AVAILABLE DATA:
* START *

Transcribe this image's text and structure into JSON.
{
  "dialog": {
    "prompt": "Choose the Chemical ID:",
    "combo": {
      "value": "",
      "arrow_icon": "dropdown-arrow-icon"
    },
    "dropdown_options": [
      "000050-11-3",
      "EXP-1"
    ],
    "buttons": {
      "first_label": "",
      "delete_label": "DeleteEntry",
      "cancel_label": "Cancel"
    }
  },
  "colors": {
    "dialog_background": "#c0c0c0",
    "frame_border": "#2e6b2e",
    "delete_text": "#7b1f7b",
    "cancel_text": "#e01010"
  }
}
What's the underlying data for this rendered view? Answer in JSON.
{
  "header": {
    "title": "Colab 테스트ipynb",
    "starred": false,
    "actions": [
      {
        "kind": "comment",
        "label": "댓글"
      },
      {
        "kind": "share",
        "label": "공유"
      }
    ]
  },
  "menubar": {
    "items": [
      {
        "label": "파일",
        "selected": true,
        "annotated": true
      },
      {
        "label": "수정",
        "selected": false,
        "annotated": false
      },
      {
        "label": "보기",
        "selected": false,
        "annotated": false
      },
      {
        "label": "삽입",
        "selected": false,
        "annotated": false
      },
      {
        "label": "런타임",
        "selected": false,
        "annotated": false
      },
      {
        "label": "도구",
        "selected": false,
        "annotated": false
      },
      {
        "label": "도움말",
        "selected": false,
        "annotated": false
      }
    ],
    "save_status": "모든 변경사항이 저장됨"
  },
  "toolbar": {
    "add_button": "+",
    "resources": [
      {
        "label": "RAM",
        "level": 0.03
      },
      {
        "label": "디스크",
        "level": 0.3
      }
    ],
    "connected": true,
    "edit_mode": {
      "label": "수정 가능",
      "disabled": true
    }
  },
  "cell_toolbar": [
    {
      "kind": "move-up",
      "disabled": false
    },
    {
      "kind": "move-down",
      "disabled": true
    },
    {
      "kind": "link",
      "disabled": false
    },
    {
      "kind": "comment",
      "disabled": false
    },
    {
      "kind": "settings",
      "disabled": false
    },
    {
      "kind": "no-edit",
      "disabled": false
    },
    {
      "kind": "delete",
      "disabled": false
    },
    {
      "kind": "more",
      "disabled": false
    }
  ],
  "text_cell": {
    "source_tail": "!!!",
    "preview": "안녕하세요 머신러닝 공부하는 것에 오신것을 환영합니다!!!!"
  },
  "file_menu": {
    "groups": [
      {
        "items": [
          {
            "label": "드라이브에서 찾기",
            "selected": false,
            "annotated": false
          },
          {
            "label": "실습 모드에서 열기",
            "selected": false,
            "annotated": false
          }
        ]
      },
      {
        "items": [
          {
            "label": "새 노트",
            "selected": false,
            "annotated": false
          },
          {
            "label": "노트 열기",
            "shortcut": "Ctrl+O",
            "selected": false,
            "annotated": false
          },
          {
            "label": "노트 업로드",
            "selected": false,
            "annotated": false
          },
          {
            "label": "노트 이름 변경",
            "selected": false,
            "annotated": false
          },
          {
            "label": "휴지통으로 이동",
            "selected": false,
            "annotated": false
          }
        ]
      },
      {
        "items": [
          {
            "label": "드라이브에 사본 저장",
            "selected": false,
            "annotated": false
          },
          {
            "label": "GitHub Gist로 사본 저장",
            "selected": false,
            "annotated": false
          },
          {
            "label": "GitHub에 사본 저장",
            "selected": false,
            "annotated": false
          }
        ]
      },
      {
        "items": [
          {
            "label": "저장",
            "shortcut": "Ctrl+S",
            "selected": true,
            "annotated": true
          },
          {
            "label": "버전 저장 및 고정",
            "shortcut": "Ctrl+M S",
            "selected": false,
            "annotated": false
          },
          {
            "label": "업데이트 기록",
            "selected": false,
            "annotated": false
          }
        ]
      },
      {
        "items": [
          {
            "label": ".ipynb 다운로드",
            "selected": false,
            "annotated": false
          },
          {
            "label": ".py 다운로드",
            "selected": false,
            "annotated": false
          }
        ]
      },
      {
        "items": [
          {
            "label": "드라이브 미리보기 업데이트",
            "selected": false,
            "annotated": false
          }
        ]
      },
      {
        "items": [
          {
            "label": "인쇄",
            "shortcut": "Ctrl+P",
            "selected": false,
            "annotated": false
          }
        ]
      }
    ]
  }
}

* END *

PROBLEM DETAILS: In full and verbatim, repeat the records given above.

SOLUTION TO THIS TASK:
Transcribe this image's text and structure into JSON.
{
  "dialog": {
    "prompt": "Choose the Chemical ID:",
    "combo": {
      "value": "",
      "arrow_icon": "dropdown-arrow-icon"
    },
    "dropdown_options": [
      "000050-11-3",
      "EXP-1"
    ],
    "buttons": {
      "first_label": "",
      "delete_label": "DeleteEntry",
      "cancel_label": "Cancel"
    }
  },
  "colors": {
    "dialog_background": "#c0c0c0",
    "frame_border": "#2e6b2e",
    "delete_text": "#7b1f7b",
    "cancel_text": "#e01010"
  }
}
What's the underlying data for this rendered view? Answer in JSON.
{
  "header": {
    "title": "Colab 테스트ipynb",
    "starred": false,
    "actions": [
      {
        "kind": "comment",
        "label": "댓글"
      },
      {
        "kind": "share",
        "label": "공유"
      }
    ]
  },
  "menubar": {
    "items": [
      {
        "label": "파일",
        "selected": true,
        "annotated": true
      },
      {
        "label": "수정",
        "selected": false,
        "annotated": false
      },
      {
        "label": "보기",
        "selected": false,
        "annotated": false
      },
      {
        "label": "삽입",
        "selected": false,
        "annotated": false
      },
      {
        "label": "런타임",
        "selected": false,
        "annotated": false
      },
      {
        "label": "도구",
        "selected": false,
        "annotated": false
      },
      {
        "label": "도움말",
        "selected": false,
        "annotated": false
      }
    ],
    "save_status": "모든 변경사항이 저장됨"
  },
  "toolbar": {
    "add_button": "+",
    "resources": [
      {
        "label": "RAM",
        "level": 0.03
      },
      {
        "label": "디스크",
        "level": 0.3
      }
    ],
    "connected": true,
    "edit_mode": {
      "label": "수정 가능",
      "disabled": true
    }
  },
  "cell_toolbar": [
    {
      "kind": "move-up",
      "disabled": false
    },
    {
      "kind": "move-down",
      "disabled": true
    },
    {
      "kind": "link",
      "disabled": false
    },
    {
      "kind": "comment",
      "disabled": false
    },
    {
      "kind": "settings",
      "disabled": false
    },
    {
      "kind": "no-edit",
      "disabled": false
    },
    {
      "kind": "delete",
      "disabled": false
    },
    {
      "kind": "more",
      "disabled": false
    }
  ],
  "text_cell": {
    "source_tail": "!!!",
    "preview": "안녕하세요 머신러닝 공부하는 것에 오신것을 환영합니다!!!!"
  },
  "file_menu": {
    "groups": [
      {
        "items": [
          {
            "label": "드라이브에서 찾기",
            "selected": false,
            "annotated": false
          },
          {
            "label": "실습 모드에서 열기",
            "selected": false,
            "annotated": false
          }
        ]
      },
      {
        "items": [
          {
            "label": "새 노트",
            "selected": false,
            "annotated": false
          },
          {
            "label": "노트 열기",
            "shortcut": "Ctrl+O",
            "selected": false,
            "annotated": false
          },
          {
            "label": "노트 업로드",
            "selected": false,
            "annotated": false
          },
          {
            "label": "노트 이름 변경",
            "selected": false,
            "annotated": false
          },
          {
            "label": "휴지통으로 이동",
            "selected": false,
            "annotated": false
          }
        ]
      },
      {
        "items": [
          {
            "label": "드라이브에 사본 저장",
            "selected": false,
            "annotated": false
          },
          {
            "label": "GitHub Gist로 사본 저장",
            "selected": false,
            "annotated": false
          },
          {
            "label": "GitHub에 사본 저장",
            "selected": false,
            "annotated": false
          }
        ]
      },
      {
        "items": [
          {
            "label": "저장",
            "shortcut": "Ctrl+S",
            "selected": true,
            "annotated": true
          },
          {
            "label": "버전 저장 및 고정",
            "shortcut": "Ctrl+M S",
            "selected": false,
            "annotated": false
          },
          {
            "label": "업데이트 기록",
            "selected": false,
            "annotated": false
          }
        ]
      },
      {
        "items": [
          {
            "label": ".ipynb 다운로드",
            "selected": false,
            "annotated": false
          },
          {
            "label": ".py 다운로드",
            "selected": false,
            "annotated": false
          }
        ]
      },
      {
        "items": [
          {
            "label": "드라이브 미리보기 업데이트",
            "selected": false,
            "annotated": false
          }
        ]
      },
      {
        "items": [
          {
            "label": "인쇄",
            "shortcut": "Ctrl+P",
            "selected": false,
            "annotated": false
          }
        ]
      }
    ]
  }
}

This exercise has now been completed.